Extracted records:
=-=-=-=-=

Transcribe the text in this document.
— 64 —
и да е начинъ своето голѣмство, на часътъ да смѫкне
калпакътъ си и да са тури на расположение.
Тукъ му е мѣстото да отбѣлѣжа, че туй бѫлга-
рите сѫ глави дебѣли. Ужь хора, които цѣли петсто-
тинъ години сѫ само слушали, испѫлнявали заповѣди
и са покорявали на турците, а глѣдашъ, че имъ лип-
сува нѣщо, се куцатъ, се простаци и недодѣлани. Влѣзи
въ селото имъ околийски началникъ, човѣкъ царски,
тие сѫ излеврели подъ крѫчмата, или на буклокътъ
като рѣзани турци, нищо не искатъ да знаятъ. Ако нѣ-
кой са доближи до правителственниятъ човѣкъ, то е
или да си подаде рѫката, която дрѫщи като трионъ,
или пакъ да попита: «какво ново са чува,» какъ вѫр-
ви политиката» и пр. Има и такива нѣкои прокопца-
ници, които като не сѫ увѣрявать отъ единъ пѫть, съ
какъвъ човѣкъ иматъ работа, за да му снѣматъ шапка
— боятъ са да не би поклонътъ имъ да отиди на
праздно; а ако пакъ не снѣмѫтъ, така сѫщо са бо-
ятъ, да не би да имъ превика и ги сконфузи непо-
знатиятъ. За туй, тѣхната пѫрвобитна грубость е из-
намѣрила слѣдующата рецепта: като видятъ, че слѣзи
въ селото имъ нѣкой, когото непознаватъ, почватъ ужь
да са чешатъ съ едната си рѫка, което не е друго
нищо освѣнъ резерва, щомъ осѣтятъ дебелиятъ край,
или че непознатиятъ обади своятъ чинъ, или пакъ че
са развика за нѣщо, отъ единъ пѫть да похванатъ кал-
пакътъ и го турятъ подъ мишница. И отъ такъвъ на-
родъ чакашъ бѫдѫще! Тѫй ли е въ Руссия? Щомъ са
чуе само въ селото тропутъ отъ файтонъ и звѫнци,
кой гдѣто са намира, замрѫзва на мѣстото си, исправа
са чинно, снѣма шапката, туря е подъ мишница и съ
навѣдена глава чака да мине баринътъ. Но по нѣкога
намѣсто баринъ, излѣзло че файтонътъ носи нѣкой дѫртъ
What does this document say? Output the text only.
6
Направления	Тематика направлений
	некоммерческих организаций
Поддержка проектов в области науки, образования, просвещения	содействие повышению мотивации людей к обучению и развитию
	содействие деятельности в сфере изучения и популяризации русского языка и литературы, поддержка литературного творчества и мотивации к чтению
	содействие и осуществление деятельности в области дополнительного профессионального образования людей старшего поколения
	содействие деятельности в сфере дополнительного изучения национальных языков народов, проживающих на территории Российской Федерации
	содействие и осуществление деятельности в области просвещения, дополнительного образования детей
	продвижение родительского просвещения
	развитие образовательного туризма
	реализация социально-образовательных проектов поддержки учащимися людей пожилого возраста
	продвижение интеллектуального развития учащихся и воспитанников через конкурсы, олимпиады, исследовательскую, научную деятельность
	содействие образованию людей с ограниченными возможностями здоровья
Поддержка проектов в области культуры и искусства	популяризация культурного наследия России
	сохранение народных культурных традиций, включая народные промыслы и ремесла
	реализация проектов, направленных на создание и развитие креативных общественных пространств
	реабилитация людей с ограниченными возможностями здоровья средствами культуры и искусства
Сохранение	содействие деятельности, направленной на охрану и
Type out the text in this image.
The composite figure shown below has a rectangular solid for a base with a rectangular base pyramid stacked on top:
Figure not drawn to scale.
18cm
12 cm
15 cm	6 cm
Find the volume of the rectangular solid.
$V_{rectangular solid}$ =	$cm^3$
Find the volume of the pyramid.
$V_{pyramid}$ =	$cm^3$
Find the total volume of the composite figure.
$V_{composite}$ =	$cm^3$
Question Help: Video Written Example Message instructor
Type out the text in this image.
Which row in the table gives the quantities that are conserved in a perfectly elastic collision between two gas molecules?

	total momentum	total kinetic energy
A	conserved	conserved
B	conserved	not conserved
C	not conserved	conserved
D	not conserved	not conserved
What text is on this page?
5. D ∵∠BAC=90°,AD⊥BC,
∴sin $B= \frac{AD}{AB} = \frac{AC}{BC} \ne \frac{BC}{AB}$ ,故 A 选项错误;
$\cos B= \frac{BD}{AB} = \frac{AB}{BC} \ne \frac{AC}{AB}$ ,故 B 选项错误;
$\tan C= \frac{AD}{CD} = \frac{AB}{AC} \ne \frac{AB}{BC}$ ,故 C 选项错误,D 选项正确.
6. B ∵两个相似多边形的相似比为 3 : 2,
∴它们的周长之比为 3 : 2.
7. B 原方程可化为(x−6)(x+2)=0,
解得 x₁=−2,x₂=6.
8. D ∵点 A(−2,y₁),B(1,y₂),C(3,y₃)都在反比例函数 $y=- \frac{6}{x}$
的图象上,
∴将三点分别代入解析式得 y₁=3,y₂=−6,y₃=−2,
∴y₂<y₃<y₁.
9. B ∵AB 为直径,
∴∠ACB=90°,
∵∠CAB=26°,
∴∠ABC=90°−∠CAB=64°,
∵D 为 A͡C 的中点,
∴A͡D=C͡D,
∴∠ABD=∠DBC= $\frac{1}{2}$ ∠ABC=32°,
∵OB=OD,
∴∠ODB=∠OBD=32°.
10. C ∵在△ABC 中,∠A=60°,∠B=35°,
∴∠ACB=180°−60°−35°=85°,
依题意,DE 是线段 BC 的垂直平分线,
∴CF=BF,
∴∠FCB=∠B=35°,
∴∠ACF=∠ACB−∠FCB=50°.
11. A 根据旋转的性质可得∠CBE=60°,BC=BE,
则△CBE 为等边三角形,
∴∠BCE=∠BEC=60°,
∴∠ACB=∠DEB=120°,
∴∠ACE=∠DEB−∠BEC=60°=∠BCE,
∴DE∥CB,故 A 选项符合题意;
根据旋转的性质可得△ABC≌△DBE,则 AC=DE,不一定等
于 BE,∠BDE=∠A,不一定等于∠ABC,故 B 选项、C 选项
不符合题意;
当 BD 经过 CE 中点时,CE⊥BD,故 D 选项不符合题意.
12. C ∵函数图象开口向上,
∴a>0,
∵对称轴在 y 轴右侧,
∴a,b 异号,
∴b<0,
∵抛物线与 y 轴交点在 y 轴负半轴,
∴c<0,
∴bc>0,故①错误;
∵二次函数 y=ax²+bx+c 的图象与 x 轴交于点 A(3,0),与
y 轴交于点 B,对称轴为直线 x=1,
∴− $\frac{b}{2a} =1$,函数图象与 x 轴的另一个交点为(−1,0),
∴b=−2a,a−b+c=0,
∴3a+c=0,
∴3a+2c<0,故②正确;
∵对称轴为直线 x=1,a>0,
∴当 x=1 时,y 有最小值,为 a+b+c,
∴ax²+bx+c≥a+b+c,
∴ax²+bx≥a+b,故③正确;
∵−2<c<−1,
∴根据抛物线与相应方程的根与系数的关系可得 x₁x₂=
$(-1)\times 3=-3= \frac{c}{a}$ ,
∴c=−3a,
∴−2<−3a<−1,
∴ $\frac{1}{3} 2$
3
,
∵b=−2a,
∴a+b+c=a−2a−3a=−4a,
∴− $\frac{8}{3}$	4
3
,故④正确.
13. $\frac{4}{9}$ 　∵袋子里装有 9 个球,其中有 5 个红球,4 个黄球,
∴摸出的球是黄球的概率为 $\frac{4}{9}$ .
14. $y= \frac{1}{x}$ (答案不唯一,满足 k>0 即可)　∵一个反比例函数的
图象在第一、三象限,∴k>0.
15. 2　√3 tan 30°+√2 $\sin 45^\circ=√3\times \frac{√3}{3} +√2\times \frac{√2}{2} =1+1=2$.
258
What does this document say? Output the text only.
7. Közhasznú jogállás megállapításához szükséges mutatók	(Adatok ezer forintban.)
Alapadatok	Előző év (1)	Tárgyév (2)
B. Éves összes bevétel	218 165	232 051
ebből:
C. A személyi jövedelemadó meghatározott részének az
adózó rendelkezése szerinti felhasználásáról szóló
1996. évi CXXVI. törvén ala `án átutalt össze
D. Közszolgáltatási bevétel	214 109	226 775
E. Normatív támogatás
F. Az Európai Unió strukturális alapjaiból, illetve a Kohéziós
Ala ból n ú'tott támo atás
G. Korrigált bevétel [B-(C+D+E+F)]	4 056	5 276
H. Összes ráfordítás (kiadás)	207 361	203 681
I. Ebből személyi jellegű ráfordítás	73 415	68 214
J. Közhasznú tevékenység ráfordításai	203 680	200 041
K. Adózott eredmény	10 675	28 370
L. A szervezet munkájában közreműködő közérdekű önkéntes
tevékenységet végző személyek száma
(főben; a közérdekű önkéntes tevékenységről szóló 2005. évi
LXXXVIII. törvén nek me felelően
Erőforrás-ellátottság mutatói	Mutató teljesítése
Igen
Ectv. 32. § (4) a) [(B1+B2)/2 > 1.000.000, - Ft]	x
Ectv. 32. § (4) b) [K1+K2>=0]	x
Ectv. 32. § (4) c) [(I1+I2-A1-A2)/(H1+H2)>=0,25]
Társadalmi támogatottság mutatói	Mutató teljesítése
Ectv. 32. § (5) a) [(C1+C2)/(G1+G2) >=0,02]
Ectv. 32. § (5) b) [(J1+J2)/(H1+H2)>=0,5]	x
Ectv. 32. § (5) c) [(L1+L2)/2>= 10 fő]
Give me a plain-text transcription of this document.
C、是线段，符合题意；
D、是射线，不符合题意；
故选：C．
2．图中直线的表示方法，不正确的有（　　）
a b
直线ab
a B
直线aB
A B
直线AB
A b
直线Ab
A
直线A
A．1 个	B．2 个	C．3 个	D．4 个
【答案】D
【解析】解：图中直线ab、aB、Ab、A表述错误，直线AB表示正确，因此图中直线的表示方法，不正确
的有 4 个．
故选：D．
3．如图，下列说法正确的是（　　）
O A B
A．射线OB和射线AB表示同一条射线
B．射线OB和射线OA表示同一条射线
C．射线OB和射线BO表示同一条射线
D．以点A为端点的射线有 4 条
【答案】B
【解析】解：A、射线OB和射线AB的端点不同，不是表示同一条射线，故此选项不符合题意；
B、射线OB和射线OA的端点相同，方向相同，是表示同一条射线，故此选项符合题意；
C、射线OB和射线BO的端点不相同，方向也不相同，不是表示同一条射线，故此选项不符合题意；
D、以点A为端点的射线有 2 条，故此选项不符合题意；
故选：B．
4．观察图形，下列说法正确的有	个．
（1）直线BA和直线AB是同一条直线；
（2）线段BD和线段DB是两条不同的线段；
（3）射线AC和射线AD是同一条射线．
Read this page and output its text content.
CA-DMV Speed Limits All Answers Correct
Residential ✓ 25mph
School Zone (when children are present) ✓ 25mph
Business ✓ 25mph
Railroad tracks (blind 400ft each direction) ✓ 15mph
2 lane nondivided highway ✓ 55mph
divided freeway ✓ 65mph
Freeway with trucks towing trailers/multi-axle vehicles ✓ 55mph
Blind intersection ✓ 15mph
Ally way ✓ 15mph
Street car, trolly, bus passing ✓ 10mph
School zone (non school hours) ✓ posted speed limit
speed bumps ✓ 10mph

=-=-=-=-=

**Objective:**
Beginning at the line where "Give me a plain-text" appears, extract each line through the end of the data above; keep them exact and include nothing else.

**Output of the task:**
Give me a plain-text transcription of this document.
C、是线段，符合题意；
D、是射线，不符合题意；
故选：C．
2．图中直线的表示方法，不正确的有（　　）
a b
直线ab
a B
直线aB
A B
直线AB
A b
直线Ab
A
直线A
A．1 个	B．2 个	C．3 个	D．4 个
【答案】D
【解析】解：图中直线ab、aB、Ab、A表述错误，直线AB表示正确，因此图中直线的表示方法，不正确
的有 4 个．
故选：D．
3．如图，下列说法正确的是（　　）
O A B
A．射线OB和射线AB表示同一条射线
B．射线OB和射线OA表示同一条射线
C．射线OB和射线BO表示同一条射线
D．以点A为端点的射线有 4 条
【答案】B
【解析】解：A、射线OB和射线AB的端点不同，不是表示同一条射线，故此选项不符合题意；
B、射线OB和射线OA的端点相同，方向相同，是表示同一条射线，故此选项符合题意；
C、射线OB和射线BO的端点不相同，方向也不相同，不是表示同一条射线，故此选项不符合题意；
D、以点A为端点的射线有 2 条，故此选项不符合题意；
故选：B．
4．观察图形，下列说法正确的有	个．
（1）直线BA和直线AB是同一条直线；
（2）线段BD和线段DB是两条不同的线段；
（3）射线AC和射线AD是同一条射线．
Read this page and output its text content.
CA-DMV Speed Limits All Answers Correct
Residential ✓ 25mph
School Zone (when children are present) ✓ 25mph
Business ✓ 25mph
Railroad tracks (blind 400ft each direction) ✓ 15mph
2 lane nondivided highway ✓ 55mph
divided freeway ✓ 65mph
Freeway with trucks towing trailers/multi-axle vehicles ✓ 55mph
Blind intersection ✓ 15mph
Ally way ✓ 15mph
Street car, trolly, bus passing ✓ 10mph
School zone (non school hours) ✓ posted speed limit
speed bumps ✓ 10mph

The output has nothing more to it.